Consegne del compito.
**1)** Traduci in inglese questa frase dell'articolo sul comizio di Capodanno a Messina: "Sul palco con lui i suoi sette assessori, dimissionari da ieri, quando hanno rimesso il mandato nelle mani del sindaco che già una decina di giorni fa aveva annunciato un possibile rimpasto (lo aveva chiamato “tagliando”), infreddoliti e imbacuccati, mentre De Luca è disinvoltissimo in magliocino e sciarpetta di seta nemmeno annodata."
**2)** Nell'articolo sul comizio di Capodanno a Messina, quale brano accompagna l'ingresso di Cateno De Luca sul palco?

Pagina.
------------------------------------------------------------
MESSINA. C’è una vaga atmosfera da pomeriggio giovane del Taitù a inizio anni ’90 alle cinque di un mezzo gelido pomeriggio di Capodanno: sul palco una generico e ballabile r’n’b, i djs veterani Yanez e Leo Lippolis, poi all’improvviso le campane sovrastano il suono e arriva Cateno De Luca, che a sua volta sovrasta le campane facendo il suo ingresso sul palco con una colonna sonora epico/motivazionale tipo Avengers prima della battaglia: Sound of stars di Stefan Erbe, per chi ne avesse curiosità.

Sul palco con lui i suoi sette assessori, dimissionari da ieri, quando hanno rimesso il mandato nelle mani del sindaco che già una decina di giorni fa aveva annunciato un possibile rimpasto (lo aveva chiamato “tagliando”), infreddoliti e imbacuccati, mentre De Luca è disinvoltissimo in magliocino e sciarpetta di seta nemmeno annodata.

Chi immaginava un clima natalizio ed ecumenico è subito accontentato: “Associazione a delinquere finalizzata allo sperpero di denaro pubblico”, e le querele da parte di “Accorinti e i suoi sodali, ai quali spiegherò il danno che hanno fatto in cinque anni”, e da Uil e Cgil, accusate di “connivenza tra sindacati e fonti di sperpero come un pozzo di san Patrizio”. In pratica, De Luca se la fa mandando affanculo (citazione letterale) gente per un’ora e qualcosa, dai dirigenti ai dipendenti, dagli ex direttori generali delle partecipate ai nemici politici.

Il copione è pressoché uguale a quello dei venti comizi precedenti: partecipate, lotta agli sprechi, accuse a trecentosessanta gradi, sistema che sta smantellando nonostante le strenue difese corporative della casta dei poteri forti, qualche aneddoto (“Solo di assicurazione abbiamo fatto un taglio di 250mila euro all’anno di mezzi fermi”, spiega riguardo all’Atm)
------------------------------------------------------------
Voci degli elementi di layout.

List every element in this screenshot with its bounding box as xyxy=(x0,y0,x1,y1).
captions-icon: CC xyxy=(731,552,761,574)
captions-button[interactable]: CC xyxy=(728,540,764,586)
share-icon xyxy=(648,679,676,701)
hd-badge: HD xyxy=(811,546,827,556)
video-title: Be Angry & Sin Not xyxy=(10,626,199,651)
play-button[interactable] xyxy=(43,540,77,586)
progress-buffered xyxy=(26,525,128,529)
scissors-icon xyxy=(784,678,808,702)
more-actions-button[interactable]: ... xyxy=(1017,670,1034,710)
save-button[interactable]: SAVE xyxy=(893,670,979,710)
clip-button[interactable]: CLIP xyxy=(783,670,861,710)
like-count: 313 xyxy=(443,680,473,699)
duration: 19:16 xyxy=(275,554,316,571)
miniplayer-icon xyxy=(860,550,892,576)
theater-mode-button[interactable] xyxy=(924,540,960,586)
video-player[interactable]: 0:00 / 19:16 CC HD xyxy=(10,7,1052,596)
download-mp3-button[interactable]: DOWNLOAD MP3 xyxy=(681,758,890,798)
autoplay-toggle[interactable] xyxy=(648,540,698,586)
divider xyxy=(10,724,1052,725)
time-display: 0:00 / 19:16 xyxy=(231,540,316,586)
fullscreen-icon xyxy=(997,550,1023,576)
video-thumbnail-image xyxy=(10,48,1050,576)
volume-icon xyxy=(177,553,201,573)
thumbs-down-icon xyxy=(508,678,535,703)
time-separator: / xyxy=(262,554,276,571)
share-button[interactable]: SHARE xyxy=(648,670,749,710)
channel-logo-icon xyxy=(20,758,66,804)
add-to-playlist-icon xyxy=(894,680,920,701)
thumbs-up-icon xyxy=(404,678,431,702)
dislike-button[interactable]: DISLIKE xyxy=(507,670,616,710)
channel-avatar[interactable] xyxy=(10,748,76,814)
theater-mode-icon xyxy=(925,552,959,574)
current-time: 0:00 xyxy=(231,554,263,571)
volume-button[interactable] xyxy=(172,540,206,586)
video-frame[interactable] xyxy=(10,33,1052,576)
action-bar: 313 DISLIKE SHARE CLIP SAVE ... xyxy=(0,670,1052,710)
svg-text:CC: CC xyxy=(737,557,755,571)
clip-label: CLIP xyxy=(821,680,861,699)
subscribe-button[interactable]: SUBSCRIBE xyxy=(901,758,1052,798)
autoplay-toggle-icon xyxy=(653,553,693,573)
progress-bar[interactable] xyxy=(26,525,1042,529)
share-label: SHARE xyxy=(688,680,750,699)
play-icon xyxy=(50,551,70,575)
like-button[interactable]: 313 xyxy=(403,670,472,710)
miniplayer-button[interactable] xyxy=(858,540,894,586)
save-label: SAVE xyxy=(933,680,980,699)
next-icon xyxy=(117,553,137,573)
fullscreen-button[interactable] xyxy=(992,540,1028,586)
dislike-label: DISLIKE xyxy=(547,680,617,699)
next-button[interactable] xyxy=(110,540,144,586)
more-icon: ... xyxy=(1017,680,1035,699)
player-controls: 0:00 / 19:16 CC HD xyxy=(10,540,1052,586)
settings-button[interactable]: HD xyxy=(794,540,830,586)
------------------------------------------------------------
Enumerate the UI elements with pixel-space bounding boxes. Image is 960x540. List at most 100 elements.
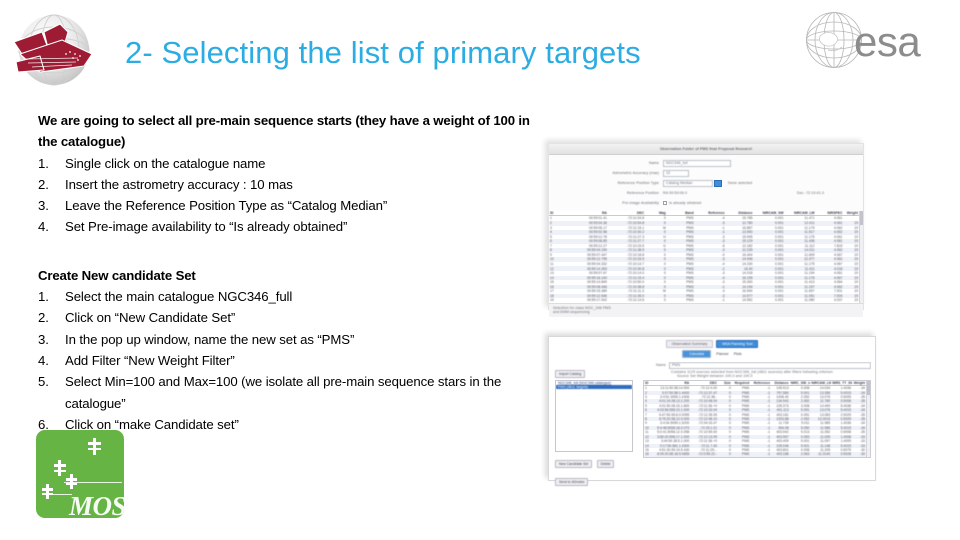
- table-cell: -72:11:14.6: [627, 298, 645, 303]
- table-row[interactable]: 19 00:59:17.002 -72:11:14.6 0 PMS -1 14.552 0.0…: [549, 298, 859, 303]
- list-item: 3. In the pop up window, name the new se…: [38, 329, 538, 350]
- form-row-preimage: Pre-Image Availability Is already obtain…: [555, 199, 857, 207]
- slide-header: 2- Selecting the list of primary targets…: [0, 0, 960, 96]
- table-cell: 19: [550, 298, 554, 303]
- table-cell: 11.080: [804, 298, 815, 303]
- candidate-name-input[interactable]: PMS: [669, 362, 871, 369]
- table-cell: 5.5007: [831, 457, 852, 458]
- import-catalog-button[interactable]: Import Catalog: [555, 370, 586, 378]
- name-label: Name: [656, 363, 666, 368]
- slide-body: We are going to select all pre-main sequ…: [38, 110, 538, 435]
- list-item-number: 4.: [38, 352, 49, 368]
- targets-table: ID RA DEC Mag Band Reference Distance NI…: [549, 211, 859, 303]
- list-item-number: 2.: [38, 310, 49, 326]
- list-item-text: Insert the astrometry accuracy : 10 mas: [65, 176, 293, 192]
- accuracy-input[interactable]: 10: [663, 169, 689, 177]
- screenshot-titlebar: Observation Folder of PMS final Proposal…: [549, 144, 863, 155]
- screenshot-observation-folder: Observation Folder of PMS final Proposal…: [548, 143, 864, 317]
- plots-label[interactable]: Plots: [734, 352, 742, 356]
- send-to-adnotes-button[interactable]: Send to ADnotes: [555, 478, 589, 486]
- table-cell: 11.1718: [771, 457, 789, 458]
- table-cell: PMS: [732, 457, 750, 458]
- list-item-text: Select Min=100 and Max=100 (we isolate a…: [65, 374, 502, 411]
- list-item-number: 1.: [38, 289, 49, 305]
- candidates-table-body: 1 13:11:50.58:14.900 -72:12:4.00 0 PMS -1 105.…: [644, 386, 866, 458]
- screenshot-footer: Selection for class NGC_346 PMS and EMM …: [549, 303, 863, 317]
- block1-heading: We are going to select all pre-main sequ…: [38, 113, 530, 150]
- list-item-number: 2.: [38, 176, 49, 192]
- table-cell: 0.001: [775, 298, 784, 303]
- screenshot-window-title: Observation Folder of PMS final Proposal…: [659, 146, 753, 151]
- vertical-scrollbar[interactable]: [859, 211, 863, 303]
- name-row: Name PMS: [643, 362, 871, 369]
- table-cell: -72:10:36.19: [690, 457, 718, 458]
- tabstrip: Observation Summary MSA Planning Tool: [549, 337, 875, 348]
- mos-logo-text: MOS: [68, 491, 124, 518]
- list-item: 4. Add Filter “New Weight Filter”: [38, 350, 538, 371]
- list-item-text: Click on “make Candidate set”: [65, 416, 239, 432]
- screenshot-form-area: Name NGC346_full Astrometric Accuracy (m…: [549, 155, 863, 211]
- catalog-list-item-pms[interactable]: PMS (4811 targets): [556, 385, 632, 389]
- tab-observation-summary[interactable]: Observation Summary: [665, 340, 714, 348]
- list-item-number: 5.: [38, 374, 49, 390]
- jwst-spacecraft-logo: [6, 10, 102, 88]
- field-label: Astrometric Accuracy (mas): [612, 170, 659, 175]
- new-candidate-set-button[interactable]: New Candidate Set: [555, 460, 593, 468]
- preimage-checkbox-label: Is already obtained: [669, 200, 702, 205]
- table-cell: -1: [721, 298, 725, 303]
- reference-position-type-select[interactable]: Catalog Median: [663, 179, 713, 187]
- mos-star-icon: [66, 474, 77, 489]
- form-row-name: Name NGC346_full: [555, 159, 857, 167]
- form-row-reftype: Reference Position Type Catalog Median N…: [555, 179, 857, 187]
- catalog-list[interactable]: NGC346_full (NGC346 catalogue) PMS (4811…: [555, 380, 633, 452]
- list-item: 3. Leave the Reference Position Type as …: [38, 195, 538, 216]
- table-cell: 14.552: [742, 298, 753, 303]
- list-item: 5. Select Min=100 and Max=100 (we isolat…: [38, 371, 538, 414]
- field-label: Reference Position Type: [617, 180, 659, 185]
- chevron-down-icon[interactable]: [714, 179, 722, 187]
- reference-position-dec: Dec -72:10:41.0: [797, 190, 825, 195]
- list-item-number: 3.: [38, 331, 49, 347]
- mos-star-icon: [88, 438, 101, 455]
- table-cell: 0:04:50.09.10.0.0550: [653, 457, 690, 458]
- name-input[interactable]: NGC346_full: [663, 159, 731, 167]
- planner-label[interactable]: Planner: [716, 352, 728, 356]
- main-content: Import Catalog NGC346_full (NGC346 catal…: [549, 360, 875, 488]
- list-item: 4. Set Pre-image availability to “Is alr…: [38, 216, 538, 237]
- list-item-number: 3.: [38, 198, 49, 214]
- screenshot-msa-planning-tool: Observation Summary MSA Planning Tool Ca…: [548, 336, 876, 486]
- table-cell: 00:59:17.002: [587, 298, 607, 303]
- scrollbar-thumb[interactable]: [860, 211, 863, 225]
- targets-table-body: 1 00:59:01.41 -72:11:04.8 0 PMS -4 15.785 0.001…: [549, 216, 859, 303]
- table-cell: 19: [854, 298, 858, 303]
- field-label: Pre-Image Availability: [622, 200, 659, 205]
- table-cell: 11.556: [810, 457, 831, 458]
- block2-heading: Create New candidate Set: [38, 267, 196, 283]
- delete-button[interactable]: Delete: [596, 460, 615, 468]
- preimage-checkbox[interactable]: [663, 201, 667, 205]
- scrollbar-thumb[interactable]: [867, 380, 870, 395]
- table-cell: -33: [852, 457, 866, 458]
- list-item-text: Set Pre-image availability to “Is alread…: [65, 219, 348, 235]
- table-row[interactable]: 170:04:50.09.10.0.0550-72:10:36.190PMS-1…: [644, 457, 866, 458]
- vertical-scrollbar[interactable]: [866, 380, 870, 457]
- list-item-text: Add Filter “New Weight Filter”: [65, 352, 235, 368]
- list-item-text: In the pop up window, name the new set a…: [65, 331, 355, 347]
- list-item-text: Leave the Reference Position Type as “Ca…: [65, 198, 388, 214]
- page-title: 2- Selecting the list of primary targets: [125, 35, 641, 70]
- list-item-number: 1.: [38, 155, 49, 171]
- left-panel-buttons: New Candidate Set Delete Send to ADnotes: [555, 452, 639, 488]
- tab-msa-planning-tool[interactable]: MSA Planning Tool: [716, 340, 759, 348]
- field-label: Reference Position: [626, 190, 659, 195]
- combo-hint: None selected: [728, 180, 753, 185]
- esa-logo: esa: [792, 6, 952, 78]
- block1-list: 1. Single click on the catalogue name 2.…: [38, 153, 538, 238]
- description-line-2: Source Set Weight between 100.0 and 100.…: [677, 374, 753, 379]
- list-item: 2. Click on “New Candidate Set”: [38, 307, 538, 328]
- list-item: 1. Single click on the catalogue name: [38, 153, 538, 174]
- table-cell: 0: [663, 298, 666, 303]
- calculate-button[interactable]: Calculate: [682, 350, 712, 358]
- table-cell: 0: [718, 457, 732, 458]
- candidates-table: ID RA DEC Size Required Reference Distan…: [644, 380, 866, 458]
------------------------------------------------------------
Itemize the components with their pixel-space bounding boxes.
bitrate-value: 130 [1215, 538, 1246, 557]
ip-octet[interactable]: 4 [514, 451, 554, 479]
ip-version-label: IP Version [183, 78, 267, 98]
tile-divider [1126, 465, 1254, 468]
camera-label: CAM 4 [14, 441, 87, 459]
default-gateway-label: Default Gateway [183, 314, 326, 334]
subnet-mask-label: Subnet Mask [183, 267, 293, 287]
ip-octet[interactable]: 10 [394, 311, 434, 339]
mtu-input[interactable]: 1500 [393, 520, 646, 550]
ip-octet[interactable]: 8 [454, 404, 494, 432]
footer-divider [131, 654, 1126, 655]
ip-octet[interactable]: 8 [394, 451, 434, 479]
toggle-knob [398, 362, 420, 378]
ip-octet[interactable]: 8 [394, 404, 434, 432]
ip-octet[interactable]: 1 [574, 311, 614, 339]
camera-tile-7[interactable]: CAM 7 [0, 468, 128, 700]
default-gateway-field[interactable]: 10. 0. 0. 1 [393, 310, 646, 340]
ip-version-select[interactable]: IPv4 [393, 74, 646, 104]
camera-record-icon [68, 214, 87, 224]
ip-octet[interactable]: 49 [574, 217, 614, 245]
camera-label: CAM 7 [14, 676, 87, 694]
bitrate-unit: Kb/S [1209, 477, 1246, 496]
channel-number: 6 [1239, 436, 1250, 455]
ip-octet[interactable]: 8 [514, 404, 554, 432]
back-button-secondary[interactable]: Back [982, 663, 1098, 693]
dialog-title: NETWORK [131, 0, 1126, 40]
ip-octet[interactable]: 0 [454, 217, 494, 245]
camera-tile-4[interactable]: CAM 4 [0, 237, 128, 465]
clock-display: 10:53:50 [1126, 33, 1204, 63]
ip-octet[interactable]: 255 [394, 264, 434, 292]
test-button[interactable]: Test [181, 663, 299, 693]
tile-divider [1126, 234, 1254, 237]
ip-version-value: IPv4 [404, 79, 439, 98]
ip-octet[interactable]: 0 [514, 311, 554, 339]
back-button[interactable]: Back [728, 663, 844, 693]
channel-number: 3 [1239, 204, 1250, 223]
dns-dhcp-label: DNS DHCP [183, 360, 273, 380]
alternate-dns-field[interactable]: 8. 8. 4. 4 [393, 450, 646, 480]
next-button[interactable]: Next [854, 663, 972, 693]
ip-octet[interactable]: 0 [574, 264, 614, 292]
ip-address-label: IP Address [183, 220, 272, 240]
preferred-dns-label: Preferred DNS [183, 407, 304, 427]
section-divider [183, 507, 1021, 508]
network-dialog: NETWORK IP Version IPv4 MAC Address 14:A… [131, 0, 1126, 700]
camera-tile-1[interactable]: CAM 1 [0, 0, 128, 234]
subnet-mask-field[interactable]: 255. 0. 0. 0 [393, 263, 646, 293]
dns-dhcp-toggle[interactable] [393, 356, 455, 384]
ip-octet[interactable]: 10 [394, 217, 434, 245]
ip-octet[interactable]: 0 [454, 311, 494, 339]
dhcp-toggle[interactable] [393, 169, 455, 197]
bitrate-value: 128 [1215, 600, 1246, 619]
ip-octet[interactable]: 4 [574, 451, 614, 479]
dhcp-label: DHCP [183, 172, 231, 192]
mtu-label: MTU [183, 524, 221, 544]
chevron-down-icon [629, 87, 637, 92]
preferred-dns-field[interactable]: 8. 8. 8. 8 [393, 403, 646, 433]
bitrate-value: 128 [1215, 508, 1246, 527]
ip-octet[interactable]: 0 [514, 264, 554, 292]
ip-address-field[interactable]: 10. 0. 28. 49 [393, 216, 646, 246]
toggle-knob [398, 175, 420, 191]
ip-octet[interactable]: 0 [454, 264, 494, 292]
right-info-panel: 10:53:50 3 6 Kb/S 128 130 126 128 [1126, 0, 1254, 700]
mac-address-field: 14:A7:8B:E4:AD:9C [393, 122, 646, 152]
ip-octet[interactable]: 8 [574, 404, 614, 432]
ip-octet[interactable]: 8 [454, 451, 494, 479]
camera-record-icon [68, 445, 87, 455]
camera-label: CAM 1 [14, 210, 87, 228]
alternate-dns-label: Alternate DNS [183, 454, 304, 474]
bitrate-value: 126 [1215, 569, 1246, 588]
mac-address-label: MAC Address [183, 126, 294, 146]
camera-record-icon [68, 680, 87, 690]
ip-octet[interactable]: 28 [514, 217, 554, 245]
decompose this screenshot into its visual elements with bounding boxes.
------------------------------------------------------------
Risposte fornite.
**1)** On stage with him, cold and bundled up, are his seven councilors, who resigned yesterday when they handed their mandate back to the mayor, who some ten days ago had already announced a possible reshuffle (he had called it a "tune-up"), while De Luca is perfectly at ease in a light sweater and a silk scarf not even knotted.

**2)** Sound of stars di Stefan Erbe.